*WHAT THE TASK REQUIRES*
Lines that hold the word "legend" should be located and copied.

*PROVIDED ENTRIES*
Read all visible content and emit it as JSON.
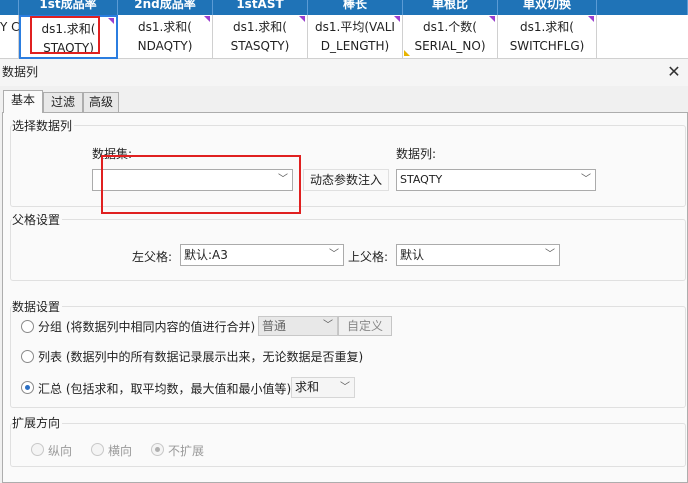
{
  "spreadsheet": {
    "headers": [
      "",
      "1st成品率",
      "2nd成品率",
      "1stAST",
      "棒长",
      "单根比",
      "单双切换"
    ],
    "rows": [
      {
        "line1": "Y C",
        "line2": ""
      },
      {
        "line1": "ds1.求和(",
        "line2": "STAQTY)"
      },
      {
        "line1": "ds1.求和(",
        "line2": "NDAQTY)"
      },
      {
        "line1": "ds1.求和(",
        "line2": "STASQTY)"
      },
      {
        "line1": "ds1.平均(VALI",
        "line2": "D_LENGTH)"
      },
      {
        "line1": "ds1.个数(",
        "line2": "SERIAL_NO)"
      },
      {
        "line1": "ds1.求和(",
        "line2": "SWITCHFLG)"
      }
    ]
  },
  "dialog": {
    "title": "数据列",
    "tabs": [
      "基本",
      "过滤",
      "高级"
    ],
    "select_column": {
      "legend": "选择数据列",
      "dataset_label": "数据集:",
      "dataset_value": "",
      "dynamic_param_button": "动态参数注入",
      "column_label": "数据列:",
      "column_value": "STAQTY"
    },
    "parent_settings": {
      "legend": "父格设置",
      "left_parent_label": "左父格:",
      "left_parent_value": "默认:A3",
      "top_parent_label": "上父格:",
      "top_parent_value": "默认"
    },
    "data_settings": {
      "legend": "数据设置",
      "group_label": "分组 (将数据列中相同内容的值进行合并)",
      "group_mode": "普通",
      "custom_button": "自定义",
      "list_label": "列表 (数据列中的所有数据记录展示出来，无论数据是否重复)",
      "summary_label": "汇总 (包括求和，取平均数，最大值和最小值等)",
      "summary_func": "求和"
    },
    "expand": {
      "legend": "扩展方向",
      "vertical": "纵向",
      "horizontal": "横向",
      "none": "不扩展"
    }
  },
  "colors": {
    "header_bg": "#1f73b7",
    "selection_outline": "#2b7de0",
    "highlight_box": "#e02020"
  }
}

*RESULT OF THIS TASK*
      "legend": "选择数据列",
      "legend": "父格设置",
      "legend": "数据设置",
      "legend": "扩展方向",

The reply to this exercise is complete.